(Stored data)
%%

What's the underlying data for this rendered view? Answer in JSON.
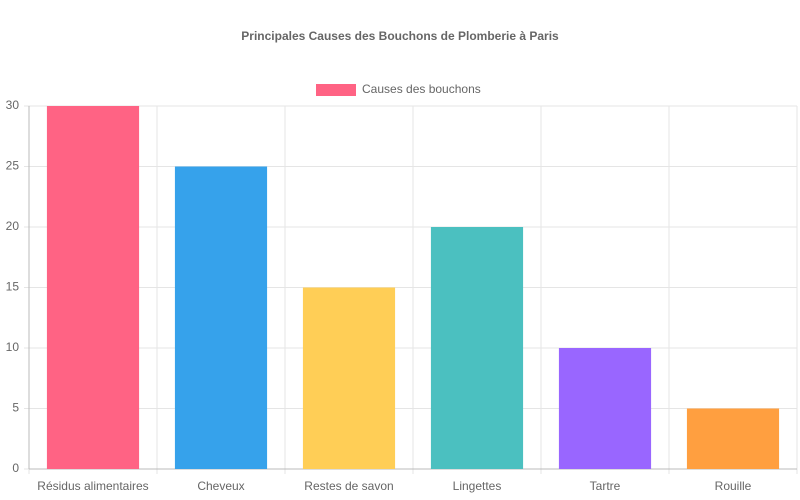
{
  "chart_data": {
    "type": "bar",
    "title": "Principales Causes des Bouchons de Plomberie à Paris",
    "categories": [
      "Résidus alimentaires",
      "Cheveux",
      "Restes de savon",
      "Lingettes",
      "Tartre",
      "Rouille"
    ],
    "series": [
      {
        "name": "Causes des bouchons",
        "color": "#ff6384",
        "colors": [
          "#ff6384",
          "#36a2eb",
          "#ffce56",
          "#4bc0c0",
          "#9966ff",
          "#ff9f40"
        ],
        "values": [
          30,
          25,
          15,
          20,
          10,
          5
        ]
      }
    ],
    "ylim": [
      0,
      30
    ],
    "yticks": [
      0,
      5,
      10,
      15,
      20,
      25,
      30
    ],
    "grid": true
  }
}
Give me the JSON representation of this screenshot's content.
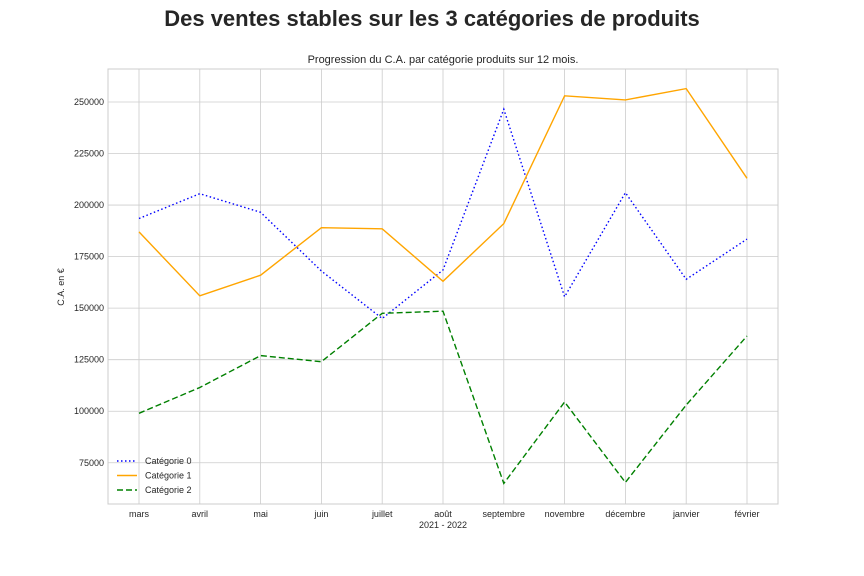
{
  "suptitle": "Des ventes stables sur les 3 catégories de produits",
  "chart_data": {
    "type": "line",
    "title": "Progression du C.A. par catégorie produits sur 12 mois.",
    "xlabel": "2021 - 2022",
    "ylabel": "C.A. en €",
    "categories": [
      "mars",
      "avril",
      "mai",
      "juin",
      "juillet",
      "août",
      "septembre",
      "novembre",
      "décembre",
      "janvier",
      "février"
    ],
    "ylim": [
      55000,
      266000
    ],
    "yticks": [
      75000,
      100000,
      125000,
      150000,
      175000,
      200000,
      225000,
      250000
    ],
    "grid": true,
    "legend_position": "lower-left",
    "series": [
      {
        "name": "Catégorie 0",
        "color": "#0000ff",
        "style": "dotted",
        "values": [
          193500,
          205500,
          196500,
          168000,
          145000,
          168500,
          246500,
          155500,
          206000,
          164000,
          183500
        ]
      },
      {
        "name": "Catégorie 1",
        "color": "#ffa500",
        "style": "solid",
        "values": [
          187000,
          156000,
          166000,
          189000,
          188500,
          163000,
          191000,
          253000,
          251000,
          256500,
          213000
        ]
      },
      {
        "name": "Catégorie 2",
        "color": "#008000",
        "style": "dashed",
        "values": [
          99000,
          111500,
          127000,
          124000,
          147500,
          148500,
          65000,
          104500,
          65500,
          103000,
          136500
        ]
      }
    ]
  }
}
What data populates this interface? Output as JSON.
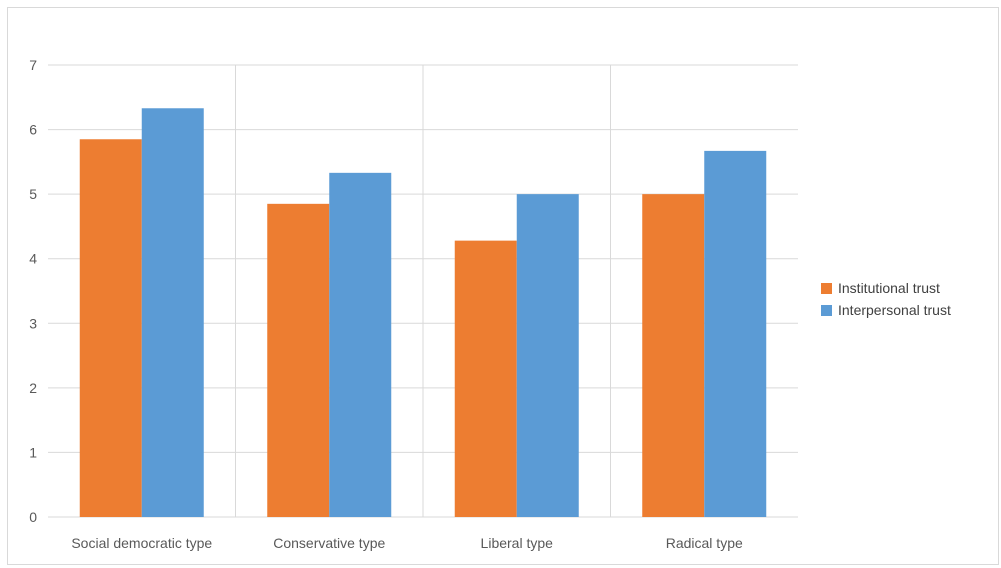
{
  "chart_data": {
    "type": "bar",
    "title": "",
    "xlabel": "",
    "ylabel": "",
    "ylim": [
      0,
      7
    ],
    "yticks": [
      0,
      1,
      2,
      3,
      4,
      5,
      6,
      7
    ],
    "grid": true,
    "legend_position": "right",
    "categories": [
      "Social democratic type",
      "Conservative type",
      "Liberal type",
      "Radical type"
    ],
    "series": [
      {
        "name": "Institutional trust",
        "color": "#ED7D31",
        "values": [
          5.85,
          4.85,
          4.28,
          5.0
        ]
      },
      {
        "name": "Interpersonal trust",
        "color": "#5B9BD5",
        "values": [
          6.33,
          5.33,
          5.0,
          5.67
        ]
      }
    ]
  }
}
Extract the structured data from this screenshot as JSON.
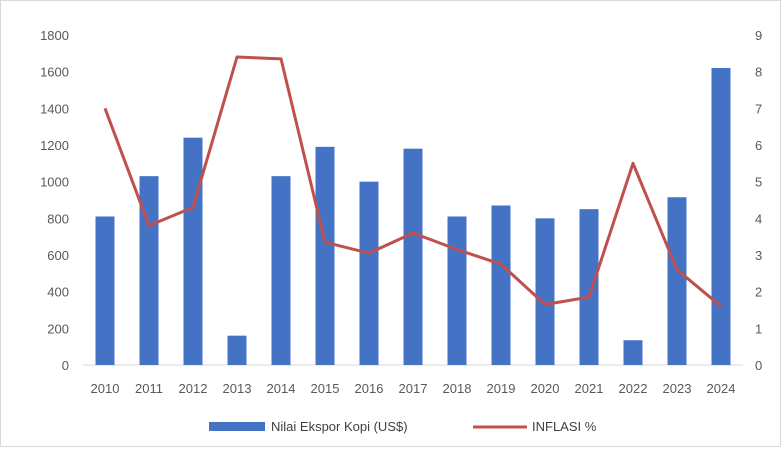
{
  "chart_data": {
    "type": "bar",
    "categories": [
      "2010",
      "2011",
      "2012",
      "2013",
      "2014",
      "2015",
      "2016",
      "2017",
      "2018",
      "2019",
      "2020",
      "2021",
      "2022",
      "2023",
      "2024"
    ],
    "series": [
      {
        "name": "Nilai Ekspor Kopi  (US$)",
        "type": "bar",
        "axis": "left",
        "color": "#4472c4",
        "values": [
          810,
          1030,
          1240,
          160,
          1030,
          1190,
          1000,
          1180,
          810,
          870,
          800,
          850,
          135,
          915,
          1620
        ]
      },
      {
        "name": "INFLASI %",
        "type": "line",
        "axis": "right",
        "color": "#c0504d",
        "values": [
          7.0,
          3.8,
          4.3,
          8.4,
          8.35,
          3.35,
          3.05,
          3.6,
          3.15,
          2.75,
          1.65,
          1.85,
          5.5,
          2.6,
          1.6
        ]
      }
    ],
    "y_left": {
      "range": [
        0,
        1800
      ],
      "ticks": [
        "0",
        "200",
        "400",
        "600",
        "800",
        "1000",
        "1200",
        "1400",
        "1600",
        "1800"
      ]
    },
    "y_right": {
      "range": [
        0,
        9
      ],
      "ticks": [
        "0",
        "1",
        "2",
        "3",
        "4",
        "5",
        "6",
        "7",
        "8",
        "9"
      ]
    },
    "grid": false,
    "legend_position": "bottom"
  }
}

%%

From the listing, tally every line with the word "JSON" in it and give only the tally.

4